Dataset records on visual material
===============
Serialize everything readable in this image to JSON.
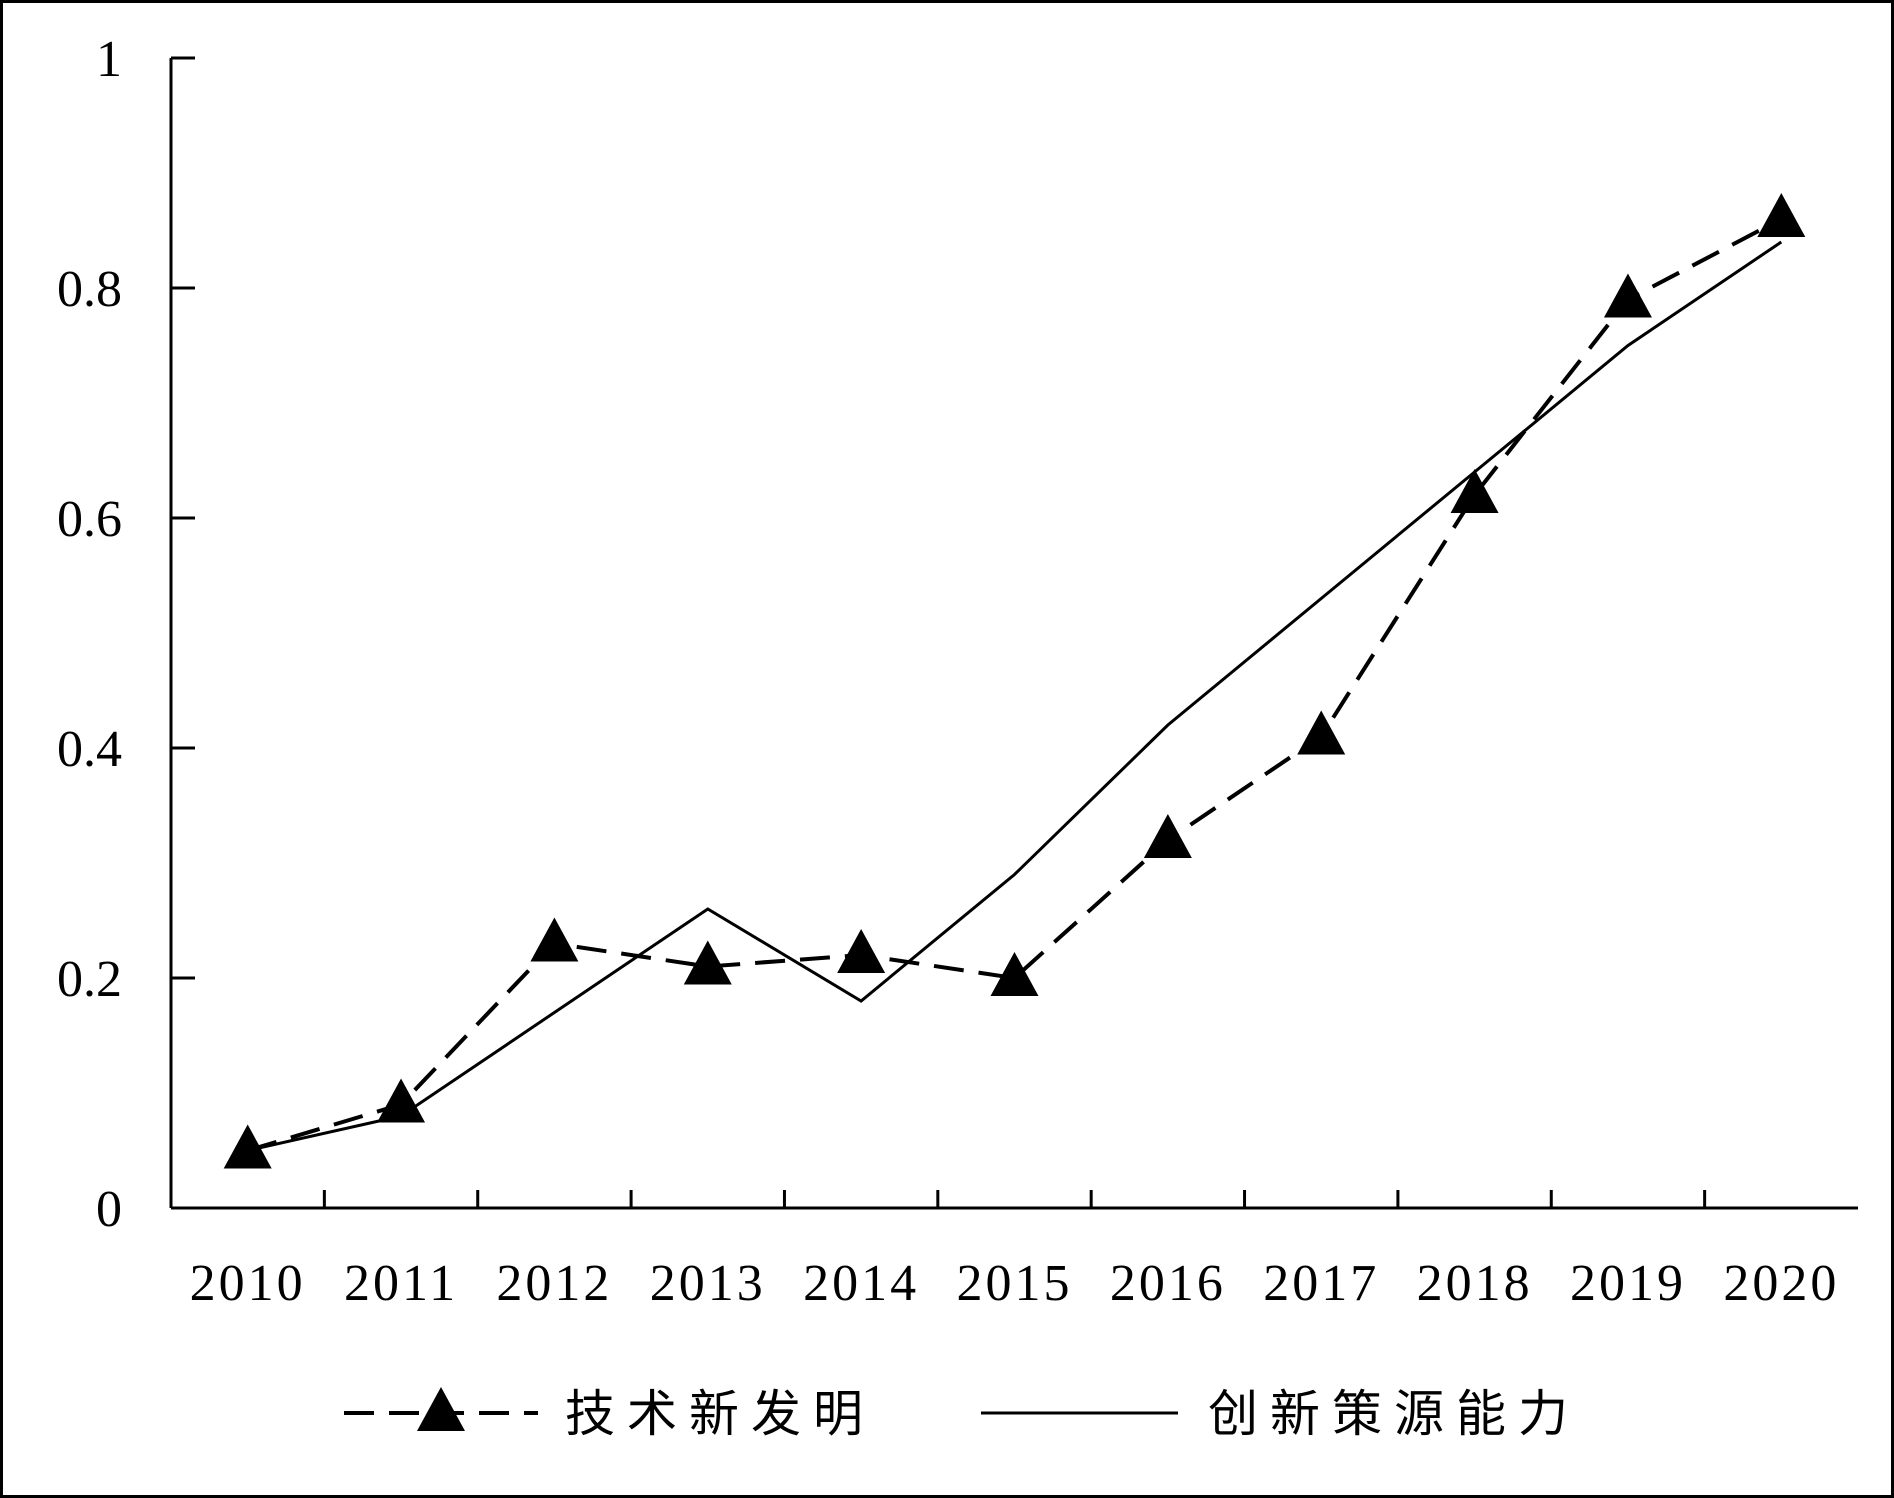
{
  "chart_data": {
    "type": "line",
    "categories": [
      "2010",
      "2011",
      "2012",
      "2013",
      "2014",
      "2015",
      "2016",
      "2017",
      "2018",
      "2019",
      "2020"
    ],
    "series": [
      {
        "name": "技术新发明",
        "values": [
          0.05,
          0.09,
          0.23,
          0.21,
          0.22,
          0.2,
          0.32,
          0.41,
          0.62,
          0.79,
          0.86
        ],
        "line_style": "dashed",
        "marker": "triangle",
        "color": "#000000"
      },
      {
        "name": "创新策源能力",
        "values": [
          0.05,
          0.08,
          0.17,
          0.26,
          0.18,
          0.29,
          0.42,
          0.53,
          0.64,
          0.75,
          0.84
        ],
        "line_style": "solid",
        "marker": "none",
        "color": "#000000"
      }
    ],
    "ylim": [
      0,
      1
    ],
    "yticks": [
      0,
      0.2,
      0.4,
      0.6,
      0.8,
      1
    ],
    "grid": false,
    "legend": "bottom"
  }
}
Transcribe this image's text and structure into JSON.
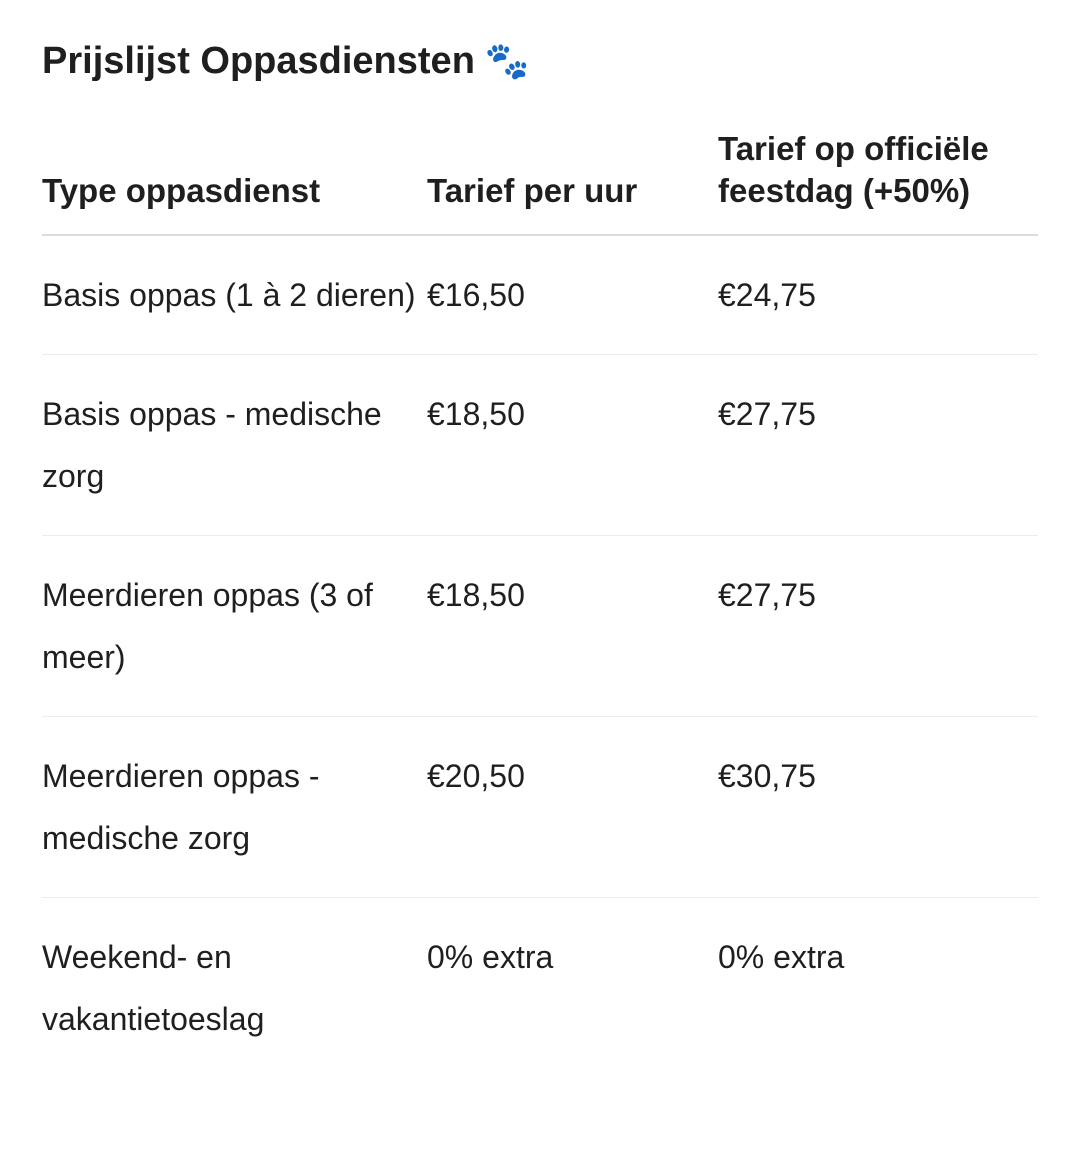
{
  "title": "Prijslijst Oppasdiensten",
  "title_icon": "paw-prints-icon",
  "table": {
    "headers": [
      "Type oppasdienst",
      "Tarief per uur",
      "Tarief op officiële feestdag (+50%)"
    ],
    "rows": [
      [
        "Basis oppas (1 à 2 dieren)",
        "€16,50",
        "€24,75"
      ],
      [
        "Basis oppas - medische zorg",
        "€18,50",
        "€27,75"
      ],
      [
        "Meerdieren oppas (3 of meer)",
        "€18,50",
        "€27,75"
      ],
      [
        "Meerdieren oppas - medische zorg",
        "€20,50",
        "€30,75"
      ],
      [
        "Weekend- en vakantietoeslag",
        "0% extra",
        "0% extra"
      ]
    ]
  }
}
===============
Task to complete:
Take the listing and print it again exactly, but without any pictures.

Written solution:
Serialize everything readable in this image to JSON.
{
  "chart_data": {
    "type": "line",
    "categories": [
      "2010",
      "2011",
      "2012",
      "2013",
      "2014",
      "2015",
      "2016",
      "2017",
      "2018",
      "2019",
      "2020"
    ],
    "series": [
      {
        "name": "技术新发明",
        "values": [
          0.05,
          0.09,
          0.23,
          0.21,
          0.22,
          0.2,
          0.32,
          0.41,
          0.62,
          0.79,
          0.86
        ],
        "line_style": "dashed",
        "marker": "triangle",
        "color": "#000000"
      },
      {
        "name": "创新策源能力",
        "values": [
          0.05,
          0.08,
          0.17,
          0.26,
          0.18,
          0.29,
          0.42,
          0.53,
          0.64,
          0.75,
          0.84
        ],
        "line_style": "solid",
        "marker": "none",
        "color": "#000000"
      }
    ],
    "ylim": [
      0,
      1
    ],
    "yticks": [
      0,
      0.2,
      0.4,
      0.6,
      0.8,
      1
    ],
    "grid": false,
    "legend": "bottom"
  }
}
Transcribe this image's text and structure into JSON.
{
  "title": "Prijslijst Oppasdiensten",
  "title_icon": "paw-prints-icon",
  "table": {
    "headers": [
      "Type oppasdienst",
      "Tarief per uur",
      "Tarief op officiële feestdag (+50%)"
    ],
    "rows": [
      [
        "Basis oppas (1 à 2 dieren)",
        "€16,50",
        "€24,75"
      ],
      [
        "Basis oppas - medische zorg",
        "€18,50",
        "€27,75"
      ],
      [
        "Meerdieren oppas (3 of meer)",
        "€18,50",
        "€27,75"
      ],
      [
        "Meerdieren oppas - medische zorg",
        "€20,50",
        "€30,75"
      ],
      [
        "Weekend- en vakantietoeslag",
        "0% extra",
        "0% extra"
      ]
    ]
  }
}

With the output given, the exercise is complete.